DATA ENTRIES =>
__________

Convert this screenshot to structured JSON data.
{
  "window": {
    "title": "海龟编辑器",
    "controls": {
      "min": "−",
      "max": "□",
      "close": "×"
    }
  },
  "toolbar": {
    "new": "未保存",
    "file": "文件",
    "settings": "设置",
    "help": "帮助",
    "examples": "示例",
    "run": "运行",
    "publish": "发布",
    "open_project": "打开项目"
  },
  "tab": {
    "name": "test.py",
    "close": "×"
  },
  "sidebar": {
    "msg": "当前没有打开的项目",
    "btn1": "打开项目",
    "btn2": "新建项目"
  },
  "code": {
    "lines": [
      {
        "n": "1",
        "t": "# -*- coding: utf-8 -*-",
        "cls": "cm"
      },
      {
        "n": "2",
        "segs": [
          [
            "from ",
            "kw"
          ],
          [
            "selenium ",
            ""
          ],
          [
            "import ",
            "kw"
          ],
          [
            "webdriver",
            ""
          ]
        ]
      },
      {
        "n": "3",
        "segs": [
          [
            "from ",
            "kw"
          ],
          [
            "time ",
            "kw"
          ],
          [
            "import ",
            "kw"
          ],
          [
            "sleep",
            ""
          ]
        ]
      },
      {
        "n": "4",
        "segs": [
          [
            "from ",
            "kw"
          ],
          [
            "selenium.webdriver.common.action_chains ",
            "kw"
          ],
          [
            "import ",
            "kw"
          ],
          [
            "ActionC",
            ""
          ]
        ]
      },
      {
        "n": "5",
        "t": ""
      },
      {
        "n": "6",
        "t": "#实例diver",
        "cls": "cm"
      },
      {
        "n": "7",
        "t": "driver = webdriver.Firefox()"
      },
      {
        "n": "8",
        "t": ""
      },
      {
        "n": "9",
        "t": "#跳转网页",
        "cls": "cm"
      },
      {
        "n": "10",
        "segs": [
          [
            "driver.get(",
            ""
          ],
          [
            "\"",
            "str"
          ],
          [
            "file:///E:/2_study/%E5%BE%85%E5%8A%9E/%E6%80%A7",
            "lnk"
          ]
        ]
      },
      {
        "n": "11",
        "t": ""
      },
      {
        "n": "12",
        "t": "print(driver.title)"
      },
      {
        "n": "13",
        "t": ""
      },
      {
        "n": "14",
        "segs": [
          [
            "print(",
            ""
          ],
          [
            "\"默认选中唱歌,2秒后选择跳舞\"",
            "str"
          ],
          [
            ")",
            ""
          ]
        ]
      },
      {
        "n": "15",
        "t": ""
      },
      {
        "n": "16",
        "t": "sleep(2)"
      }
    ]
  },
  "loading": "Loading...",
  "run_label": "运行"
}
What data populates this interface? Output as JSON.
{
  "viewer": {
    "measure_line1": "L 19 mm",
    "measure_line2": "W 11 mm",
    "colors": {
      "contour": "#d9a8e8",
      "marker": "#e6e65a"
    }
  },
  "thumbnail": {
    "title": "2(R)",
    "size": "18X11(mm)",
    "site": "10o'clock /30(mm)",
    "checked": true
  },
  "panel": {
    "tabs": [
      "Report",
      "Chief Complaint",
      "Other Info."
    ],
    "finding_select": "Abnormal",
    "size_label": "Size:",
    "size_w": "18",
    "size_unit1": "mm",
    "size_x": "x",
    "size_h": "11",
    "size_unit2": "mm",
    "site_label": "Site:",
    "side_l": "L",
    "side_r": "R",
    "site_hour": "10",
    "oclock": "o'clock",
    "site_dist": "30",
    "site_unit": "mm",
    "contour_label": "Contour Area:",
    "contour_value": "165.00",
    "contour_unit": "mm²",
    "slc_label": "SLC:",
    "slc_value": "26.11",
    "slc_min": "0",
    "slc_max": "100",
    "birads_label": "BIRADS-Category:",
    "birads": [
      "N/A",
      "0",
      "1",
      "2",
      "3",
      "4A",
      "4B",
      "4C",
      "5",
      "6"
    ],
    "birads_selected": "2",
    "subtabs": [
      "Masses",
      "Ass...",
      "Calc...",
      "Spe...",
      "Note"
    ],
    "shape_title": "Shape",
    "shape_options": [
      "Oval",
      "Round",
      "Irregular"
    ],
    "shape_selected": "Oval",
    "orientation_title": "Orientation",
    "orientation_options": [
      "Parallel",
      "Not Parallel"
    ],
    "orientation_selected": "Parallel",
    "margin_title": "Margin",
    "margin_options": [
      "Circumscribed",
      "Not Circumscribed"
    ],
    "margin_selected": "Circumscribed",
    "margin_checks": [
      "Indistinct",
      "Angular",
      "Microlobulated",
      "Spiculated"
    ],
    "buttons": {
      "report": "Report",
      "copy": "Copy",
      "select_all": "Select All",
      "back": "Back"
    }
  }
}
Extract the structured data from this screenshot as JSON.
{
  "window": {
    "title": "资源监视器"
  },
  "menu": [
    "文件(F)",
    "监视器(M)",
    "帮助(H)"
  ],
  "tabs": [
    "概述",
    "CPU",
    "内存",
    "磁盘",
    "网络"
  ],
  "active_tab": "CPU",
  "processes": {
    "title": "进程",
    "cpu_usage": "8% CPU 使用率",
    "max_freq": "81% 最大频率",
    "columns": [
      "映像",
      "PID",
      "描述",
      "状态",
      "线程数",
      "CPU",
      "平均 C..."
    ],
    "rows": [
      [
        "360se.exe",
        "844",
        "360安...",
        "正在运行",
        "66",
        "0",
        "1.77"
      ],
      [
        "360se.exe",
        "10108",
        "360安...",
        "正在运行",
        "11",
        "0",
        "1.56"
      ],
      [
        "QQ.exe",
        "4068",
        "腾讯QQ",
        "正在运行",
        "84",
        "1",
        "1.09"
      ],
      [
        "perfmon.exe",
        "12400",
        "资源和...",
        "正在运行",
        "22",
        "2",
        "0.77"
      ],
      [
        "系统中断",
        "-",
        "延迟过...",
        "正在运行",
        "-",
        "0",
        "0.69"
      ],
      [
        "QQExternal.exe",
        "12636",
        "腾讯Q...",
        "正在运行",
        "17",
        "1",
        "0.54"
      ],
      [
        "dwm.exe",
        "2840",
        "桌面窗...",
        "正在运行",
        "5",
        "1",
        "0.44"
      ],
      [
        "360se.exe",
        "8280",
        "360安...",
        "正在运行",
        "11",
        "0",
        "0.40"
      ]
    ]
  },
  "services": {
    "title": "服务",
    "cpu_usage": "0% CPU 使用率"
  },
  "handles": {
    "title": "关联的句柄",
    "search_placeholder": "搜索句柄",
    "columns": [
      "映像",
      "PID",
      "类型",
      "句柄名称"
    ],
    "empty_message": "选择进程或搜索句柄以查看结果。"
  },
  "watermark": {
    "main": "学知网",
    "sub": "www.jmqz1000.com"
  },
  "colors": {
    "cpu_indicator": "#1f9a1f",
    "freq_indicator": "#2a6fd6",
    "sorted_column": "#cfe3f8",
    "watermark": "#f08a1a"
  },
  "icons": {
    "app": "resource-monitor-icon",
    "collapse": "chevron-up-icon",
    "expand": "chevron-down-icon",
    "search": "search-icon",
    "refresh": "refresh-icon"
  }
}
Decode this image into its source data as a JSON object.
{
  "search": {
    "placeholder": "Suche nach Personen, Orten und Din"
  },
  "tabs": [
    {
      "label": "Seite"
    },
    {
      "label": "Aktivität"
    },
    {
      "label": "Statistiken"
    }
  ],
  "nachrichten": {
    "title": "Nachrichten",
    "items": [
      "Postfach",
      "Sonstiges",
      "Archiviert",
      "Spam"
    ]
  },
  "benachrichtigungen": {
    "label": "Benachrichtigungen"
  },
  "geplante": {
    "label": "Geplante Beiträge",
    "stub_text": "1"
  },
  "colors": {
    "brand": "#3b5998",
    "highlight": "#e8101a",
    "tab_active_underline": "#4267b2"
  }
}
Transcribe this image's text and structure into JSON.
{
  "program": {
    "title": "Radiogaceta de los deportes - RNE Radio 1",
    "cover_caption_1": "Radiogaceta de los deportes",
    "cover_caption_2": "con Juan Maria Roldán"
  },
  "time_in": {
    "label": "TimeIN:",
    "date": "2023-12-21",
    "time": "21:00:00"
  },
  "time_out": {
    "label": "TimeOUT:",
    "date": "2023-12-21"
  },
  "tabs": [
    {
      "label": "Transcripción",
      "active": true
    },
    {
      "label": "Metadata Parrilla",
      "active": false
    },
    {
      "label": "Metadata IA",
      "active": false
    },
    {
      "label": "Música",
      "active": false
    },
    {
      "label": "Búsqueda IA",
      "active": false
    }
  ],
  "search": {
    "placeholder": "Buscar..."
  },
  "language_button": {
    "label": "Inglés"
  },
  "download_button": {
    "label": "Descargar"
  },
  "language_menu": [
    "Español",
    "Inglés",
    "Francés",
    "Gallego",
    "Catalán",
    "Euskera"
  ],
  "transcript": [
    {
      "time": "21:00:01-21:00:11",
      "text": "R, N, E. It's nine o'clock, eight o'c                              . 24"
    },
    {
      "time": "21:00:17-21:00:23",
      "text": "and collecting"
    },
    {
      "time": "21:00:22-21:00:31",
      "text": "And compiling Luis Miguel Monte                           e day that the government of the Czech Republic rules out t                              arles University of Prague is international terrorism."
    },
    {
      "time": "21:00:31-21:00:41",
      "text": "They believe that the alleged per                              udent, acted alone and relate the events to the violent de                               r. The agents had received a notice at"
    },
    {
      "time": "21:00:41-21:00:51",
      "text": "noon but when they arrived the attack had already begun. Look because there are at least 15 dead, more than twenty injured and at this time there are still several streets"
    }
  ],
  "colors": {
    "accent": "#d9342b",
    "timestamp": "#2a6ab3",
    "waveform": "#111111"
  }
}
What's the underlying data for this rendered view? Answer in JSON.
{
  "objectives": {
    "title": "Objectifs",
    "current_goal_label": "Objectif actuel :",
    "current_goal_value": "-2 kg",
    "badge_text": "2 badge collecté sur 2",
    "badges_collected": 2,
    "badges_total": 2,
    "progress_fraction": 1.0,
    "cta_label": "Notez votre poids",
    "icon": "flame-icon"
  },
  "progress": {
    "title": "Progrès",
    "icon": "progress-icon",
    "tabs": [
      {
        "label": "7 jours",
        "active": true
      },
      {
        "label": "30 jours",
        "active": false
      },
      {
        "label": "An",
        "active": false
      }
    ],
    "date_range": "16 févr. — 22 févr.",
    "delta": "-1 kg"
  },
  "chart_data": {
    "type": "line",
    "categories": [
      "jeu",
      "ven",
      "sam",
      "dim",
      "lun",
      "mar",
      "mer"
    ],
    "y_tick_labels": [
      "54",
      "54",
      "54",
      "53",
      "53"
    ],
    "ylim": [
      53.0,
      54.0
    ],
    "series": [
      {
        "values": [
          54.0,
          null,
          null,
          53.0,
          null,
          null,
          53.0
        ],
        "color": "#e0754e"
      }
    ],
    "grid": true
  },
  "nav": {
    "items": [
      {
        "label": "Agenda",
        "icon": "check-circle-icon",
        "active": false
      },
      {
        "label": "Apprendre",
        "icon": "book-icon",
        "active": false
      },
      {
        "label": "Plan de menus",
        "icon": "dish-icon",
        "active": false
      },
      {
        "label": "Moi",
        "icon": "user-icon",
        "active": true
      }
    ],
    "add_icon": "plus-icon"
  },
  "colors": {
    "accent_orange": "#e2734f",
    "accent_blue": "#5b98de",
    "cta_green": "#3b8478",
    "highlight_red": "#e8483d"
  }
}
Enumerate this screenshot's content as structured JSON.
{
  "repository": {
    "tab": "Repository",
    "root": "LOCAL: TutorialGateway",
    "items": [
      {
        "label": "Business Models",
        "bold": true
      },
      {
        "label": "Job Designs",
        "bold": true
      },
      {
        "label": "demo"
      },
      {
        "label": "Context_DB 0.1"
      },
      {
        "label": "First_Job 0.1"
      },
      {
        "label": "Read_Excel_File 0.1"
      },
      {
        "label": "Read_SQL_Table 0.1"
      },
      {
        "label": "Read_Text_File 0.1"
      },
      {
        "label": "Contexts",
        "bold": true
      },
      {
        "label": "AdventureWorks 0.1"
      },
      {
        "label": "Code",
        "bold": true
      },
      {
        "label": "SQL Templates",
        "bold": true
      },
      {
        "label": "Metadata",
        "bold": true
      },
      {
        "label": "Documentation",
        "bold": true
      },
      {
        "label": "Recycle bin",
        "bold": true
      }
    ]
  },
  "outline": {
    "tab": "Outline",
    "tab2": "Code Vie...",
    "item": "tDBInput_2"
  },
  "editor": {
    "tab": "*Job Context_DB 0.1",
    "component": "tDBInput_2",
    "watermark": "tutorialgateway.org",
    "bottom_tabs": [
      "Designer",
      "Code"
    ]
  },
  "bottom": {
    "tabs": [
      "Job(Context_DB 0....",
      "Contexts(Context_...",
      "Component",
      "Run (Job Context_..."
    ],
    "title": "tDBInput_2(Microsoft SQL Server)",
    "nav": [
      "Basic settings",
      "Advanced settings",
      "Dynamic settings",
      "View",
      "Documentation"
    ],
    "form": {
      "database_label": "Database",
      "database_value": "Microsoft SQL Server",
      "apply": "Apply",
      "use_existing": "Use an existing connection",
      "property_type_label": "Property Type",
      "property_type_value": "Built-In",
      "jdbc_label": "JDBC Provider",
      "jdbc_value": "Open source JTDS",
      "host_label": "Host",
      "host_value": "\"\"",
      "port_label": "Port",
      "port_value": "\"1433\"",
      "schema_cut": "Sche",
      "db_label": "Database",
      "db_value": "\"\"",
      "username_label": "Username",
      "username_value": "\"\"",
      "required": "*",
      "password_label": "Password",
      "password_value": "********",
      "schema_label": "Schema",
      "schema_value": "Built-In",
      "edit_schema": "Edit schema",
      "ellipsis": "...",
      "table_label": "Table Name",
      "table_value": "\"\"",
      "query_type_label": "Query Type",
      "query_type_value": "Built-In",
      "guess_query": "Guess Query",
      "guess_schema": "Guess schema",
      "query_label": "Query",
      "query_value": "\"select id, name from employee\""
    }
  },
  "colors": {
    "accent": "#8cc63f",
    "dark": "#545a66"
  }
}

__________

THE EXERCISE => Search the lines for the string "selenium" and copy every line that has it.

THE ANSWER =>
            "selenium ",
            "selenium.webdriver.common.action_chains ",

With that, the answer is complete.